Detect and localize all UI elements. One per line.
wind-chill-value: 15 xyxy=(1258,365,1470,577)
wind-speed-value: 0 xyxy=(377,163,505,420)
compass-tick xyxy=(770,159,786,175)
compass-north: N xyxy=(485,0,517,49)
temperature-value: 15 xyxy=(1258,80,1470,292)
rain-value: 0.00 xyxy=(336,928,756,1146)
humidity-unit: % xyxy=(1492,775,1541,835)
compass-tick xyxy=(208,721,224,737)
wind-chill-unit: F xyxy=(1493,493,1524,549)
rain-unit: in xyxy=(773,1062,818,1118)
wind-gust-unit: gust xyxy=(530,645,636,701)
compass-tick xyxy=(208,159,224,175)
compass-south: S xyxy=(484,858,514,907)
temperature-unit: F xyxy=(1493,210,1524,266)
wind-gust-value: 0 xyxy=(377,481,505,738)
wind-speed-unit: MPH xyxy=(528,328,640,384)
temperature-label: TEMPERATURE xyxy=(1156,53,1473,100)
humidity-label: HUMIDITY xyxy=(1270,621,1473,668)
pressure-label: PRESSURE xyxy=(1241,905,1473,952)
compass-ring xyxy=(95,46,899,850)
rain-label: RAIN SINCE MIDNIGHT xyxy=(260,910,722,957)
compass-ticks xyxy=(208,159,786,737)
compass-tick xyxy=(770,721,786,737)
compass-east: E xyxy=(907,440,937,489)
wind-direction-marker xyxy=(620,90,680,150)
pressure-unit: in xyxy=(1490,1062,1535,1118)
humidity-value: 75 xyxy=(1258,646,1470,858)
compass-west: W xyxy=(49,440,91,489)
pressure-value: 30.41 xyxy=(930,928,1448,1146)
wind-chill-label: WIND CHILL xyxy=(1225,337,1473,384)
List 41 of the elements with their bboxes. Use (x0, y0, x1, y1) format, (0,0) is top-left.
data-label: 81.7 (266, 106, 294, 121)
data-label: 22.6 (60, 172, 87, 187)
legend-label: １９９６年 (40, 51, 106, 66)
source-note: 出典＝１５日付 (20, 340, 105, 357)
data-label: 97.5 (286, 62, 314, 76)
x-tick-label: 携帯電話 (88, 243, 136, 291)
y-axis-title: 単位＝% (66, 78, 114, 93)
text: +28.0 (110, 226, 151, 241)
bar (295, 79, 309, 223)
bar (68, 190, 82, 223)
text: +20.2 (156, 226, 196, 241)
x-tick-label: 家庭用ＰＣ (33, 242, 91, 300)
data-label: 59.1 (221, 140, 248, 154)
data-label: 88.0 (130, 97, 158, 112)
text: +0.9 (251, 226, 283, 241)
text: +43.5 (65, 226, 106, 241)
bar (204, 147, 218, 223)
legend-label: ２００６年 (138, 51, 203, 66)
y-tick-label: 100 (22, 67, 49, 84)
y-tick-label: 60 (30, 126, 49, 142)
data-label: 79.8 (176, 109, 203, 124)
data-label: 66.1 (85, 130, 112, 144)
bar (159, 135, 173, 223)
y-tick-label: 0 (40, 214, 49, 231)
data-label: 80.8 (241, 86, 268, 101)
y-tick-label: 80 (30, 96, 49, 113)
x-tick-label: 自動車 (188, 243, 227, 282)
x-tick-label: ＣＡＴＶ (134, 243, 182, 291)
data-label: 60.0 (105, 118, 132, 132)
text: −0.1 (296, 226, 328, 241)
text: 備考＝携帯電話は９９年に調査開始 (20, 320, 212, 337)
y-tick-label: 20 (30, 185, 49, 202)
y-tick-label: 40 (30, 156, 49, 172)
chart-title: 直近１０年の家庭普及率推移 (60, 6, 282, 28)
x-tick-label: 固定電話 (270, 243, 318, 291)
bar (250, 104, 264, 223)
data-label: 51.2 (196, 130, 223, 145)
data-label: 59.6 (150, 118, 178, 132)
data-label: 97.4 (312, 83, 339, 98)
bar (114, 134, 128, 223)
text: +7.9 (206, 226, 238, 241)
· · · ·
● **GIVEN INSTRUCTION**: Reproduce the items word for word, from the first line through the line containing "wind-chill-label: WIND CHILL", both included.

● **RESULT FOR THIS EXERCISE**:
Detect and localize all UI elements. One per line.
wind-chill-value: 15 xyxy=(1258,365,1470,577)
wind-speed-value: 0 xyxy=(377,163,505,420)
compass-tick xyxy=(770,159,786,175)
compass-north: N xyxy=(485,0,517,49)
temperature-value: 15 xyxy=(1258,80,1470,292)
rain-value: 0.00 xyxy=(336,928,756,1146)
humidity-unit: % xyxy=(1492,775,1541,835)
compass-tick xyxy=(208,721,224,737)
wind-chill-unit: F xyxy=(1493,493,1524,549)
rain-unit: in xyxy=(773,1062,818,1118)
wind-gust-unit: gust xyxy=(530,645,636,701)
compass-tick xyxy=(208,159,224,175)
compass-south: S xyxy=(484,858,514,907)
temperature-unit: F xyxy=(1493,210,1524,266)
wind-gust-value: 0 xyxy=(377,481,505,738)
wind-speed-unit: MPH xyxy=(528,328,640,384)
temperature-label: TEMPERATURE xyxy=(1156,53,1473,100)
humidity-label: HUMIDITY xyxy=(1270,621,1473,668)
pressure-label: PRESSURE xyxy=(1241,905,1473,952)
compass-ring xyxy=(95,46,899,850)
rain-label: RAIN SINCE MIDNIGHT xyxy=(260,910,722,957)
compass-ticks xyxy=(208,159,786,737)
compass-tick xyxy=(770,721,786,737)
compass-east: E xyxy=(907,440,937,489)
wind-direction-marker xyxy=(620,90,680,150)
pressure-unit: in xyxy=(1490,1062,1535,1118)
humidity-value: 75 xyxy=(1258,646,1470,858)
compass-west: W xyxy=(49,440,91,489)
pressure-value: 30.41 xyxy=(930,928,1448,1146)
wind-chill-label: WIND CHILL xyxy=(1225,337,1473,384)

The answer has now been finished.